--- begin Materials provided ---

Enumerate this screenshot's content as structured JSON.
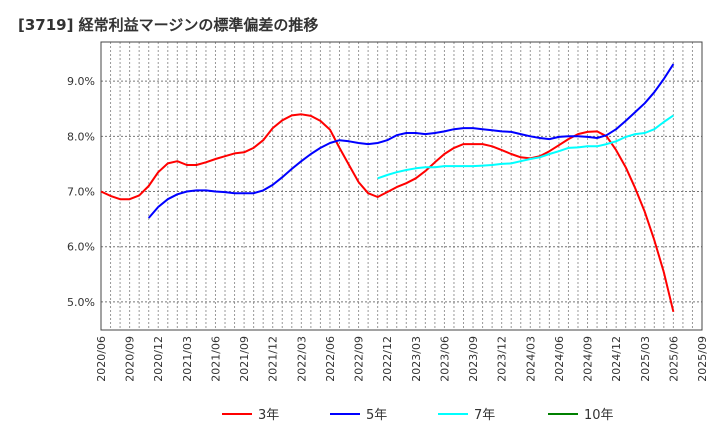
{
  "chart_data": {
    "type": "line",
    "title": "[3719]  経常利益マージンの標準偏差の推移",
    "xlabel": "",
    "ylabel": "",
    "ylim": [
      4.49,
      9.71
    ],
    "yticks": [
      5.0,
      6.0,
      7.0,
      8.0,
      9.0
    ],
    "ytick_labels": [
      "5.0%",
      "6.0%",
      "7.0%",
      "8.0%",
      "9.0%"
    ],
    "xtick_labels": [
      "2020/06",
      "2020/09",
      "2020/12",
      "2021/03",
      "2021/06",
      "2021/09",
      "2021/12",
      "2022/03",
      "2022/06",
      "2022/09",
      "2022/12",
      "2023/03",
      "2023/06",
      "2023/09",
      "2023/12",
      "2024/03",
      "2024/06",
      "2024/09",
      "2024/12",
      "2025/03",
      "2025/06",
      "2025/09"
    ],
    "x_start": "2020/06",
    "x_step": "monthly",
    "grid": true,
    "legend_position": "bottom",
    "series": [
      {
        "name": "3年",
        "color": "#ff0000",
        "start_index": 0,
        "values": [
          7.0,
          6.92,
          6.86,
          6.86,
          6.93,
          7.1,
          7.35,
          7.51,
          7.55,
          7.48,
          7.48,
          7.53,
          7.59,
          7.64,
          7.69,
          7.71,
          7.79,
          7.93,
          8.15,
          8.29,
          8.38,
          8.4,
          8.37,
          8.28,
          8.12,
          7.79,
          7.48,
          7.17,
          6.97,
          6.9,
          6.99,
          7.08,
          7.15,
          7.24,
          7.37,
          7.53,
          7.68,
          7.79,
          7.86,
          7.86,
          7.86,
          7.82,
          7.75,
          7.68,
          7.62,
          7.6,
          7.64,
          7.73,
          7.84,
          7.95,
          8.04,
          8.08,
          8.09,
          8.0,
          7.75,
          7.44,
          7.06,
          6.63,
          6.12,
          5.54,
          4.82
        ]
      },
      {
        "name": "5年",
        "color": "#0000ff",
        "start_index": 5,
        "values": [
          6.52,
          6.72,
          6.86,
          6.95,
          7.0,
          7.02,
          7.02,
          7.0,
          6.99,
          6.97,
          6.97,
          6.97,
          7.02,
          7.12,
          7.26,
          7.41,
          7.55,
          7.68,
          7.79,
          7.88,
          7.93,
          7.91,
          7.88,
          7.86,
          7.88,
          7.93,
          8.02,
          8.06,
          8.06,
          8.04,
          8.06,
          8.09,
          8.13,
          8.15,
          8.15,
          8.13,
          8.11,
          8.09,
          8.08,
          8.04,
          8.0,
          7.97,
          7.95,
          7.99,
          8.0,
          8.0,
          7.99,
          7.97,
          8.02,
          8.13,
          8.28,
          8.44,
          8.6,
          8.8,
          9.04,
          9.31
        ]
      },
      {
        "name": "7年",
        "color": "#00ffff",
        "start_index": 29,
        "values": [
          7.24,
          7.3,
          7.35,
          7.39,
          7.42,
          7.44,
          7.44,
          7.46,
          7.46,
          7.46,
          7.46,
          7.47,
          7.48,
          7.5,
          7.51,
          7.55,
          7.59,
          7.62,
          7.68,
          7.73,
          7.79,
          7.8,
          7.82,
          7.82,
          7.86,
          7.91,
          7.99,
          8.04,
          8.06,
          8.13,
          8.26,
          8.38
        ]
      },
      {
        "name": "10年",
        "color": "#008000",
        "start_index": 0,
        "values": []
      }
    ]
  }
}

--- end Materials provided ---

● **What is needed**
Skipping the pictures, transcribe each line above exactly as it appears.

● **Completed task**
Enumerate this screenshot's content as structured JSON.
{
  "chart_data": {
    "type": "line",
    "title": "[3719]  経常利益マージンの標準偏差の推移",
    "xlabel": "",
    "ylabel": "",
    "ylim": [
      4.49,
      9.71
    ],
    "yticks": [
      5.0,
      6.0,
      7.0,
      8.0,
      9.0
    ],
    "ytick_labels": [
      "5.0%",
      "6.0%",
      "7.0%",
      "8.0%",
      "9.0%"
    ],
    "xtick_labels": [
      "2020/06",
      "2020/09",
      "2020/12",
      "2021/03",
      "2021/06",
      "2021/09",
      "2021/12",
      "2022/03",
      "2022/06",
      "2022/09",
      "2022/12",
      "2023/03",
      "2023/06",
      "2023/09",
      "2023/12",
      "2024/03",
      "2024/06",
      "2024/09",
      "2024/12",
      "2025/03",
      "2025/06",
      "2025/09"
    ],
    "x_start": "2020/06",
    "x_step": "monthly",
    "grid": true,
    "legend_position": "bottom",
    "series": [
      {
        "name": "3年",
        "color": "#ff0000",
        "start_index": 0,
        "values": [
          7.0,
          6.92,
          6.86,
          6.86,
          6.93,
          7.1,
          7.35,
          7.51,
          7.55,
          7.48,
          7.48,
          7.53,
          7.59,
          7.64,
          7.69,
          7.71,
          7.79,
          7.93,
          8.15,
          8.29,
          8.38,
          8.4,
          8.37,
          8.28,
          8.12,
          7.79,
          7.48,
          7.17,
          6.97,
          6.9,
          6.99,
          7.08,
          7.15,
          7.24,
          7.37,
          7.53,
          7.68,
          7.79,
          7.86,
          7.86,
          7.86,
          7.82,
          7.75,
          7.68,
          7.62,
          7.6,
          7.64,
          7.73,
          7.84,
          7.95,
          8.04,
          8.08,
          8.09,
          8.0,
          7.75,
          7.44,
          7.06,
          6.63,
          6.12,
          5.54,
          4.82
        ]
      },
      {
        "name": "5年",
        "color": "#0000ff",
        "start_index": 5,
        "values": [
          6.52,
          6.72,
          6.86,
          6.95,
          7.0,
          7.02,
          7.02,
          7.0,
          6.99,
          6.97,
          6.97,
          6.97,
          7.02,
          7.12,
          7.26,
          7.41,
          7.55,
          7.68,
          7.79,
          7.88,
          7.93,
          7.91,
          7.88,
          7.86,
          7.88,
          7.93,
          8.02,
          8.06,
          8.06,
          8.04,
          8.06,
          8.09,
          8.13,
          8.15,
          8.15,
          8.13,
          8.11,
          8.09,
          8.08,
          8.04,
          8.0,
          7.97,
          7.95,
          7.99,
          8.0,
          8.0,
          7.99,
          7.97,
          8.02,
          8.13,
          8.28,
          8.44,
          8.6,
          8.8,
          9.04,
          9.31
        ]
      },
      {
        "name": "7年",
        "color": "#00ffff",
        "start_index": 29,
        "values": [
          7.24,
          7.3,
          7.35,
          7.39,
          7.42,
          7.44,
          7.44,
          7.46,
          7.46,
          7.46,
          7.46,
          7.47,
          7.48,
          7.5,
          7.51,
          7.55,
          7.59,
          7.62,
          7.68,
          7.73,
          7.79,
          7.8,
          7.82,
          7.82,
          7.86,
          7.91,
          7.99,
          8.04,
          8.06,
          8.13,
          8.26,
          8.38
        ]
      },
      {
        "name": "10年",
        "color": "#008000",
        "start_index": 0,
        "values": []
      }
    ]
  }
}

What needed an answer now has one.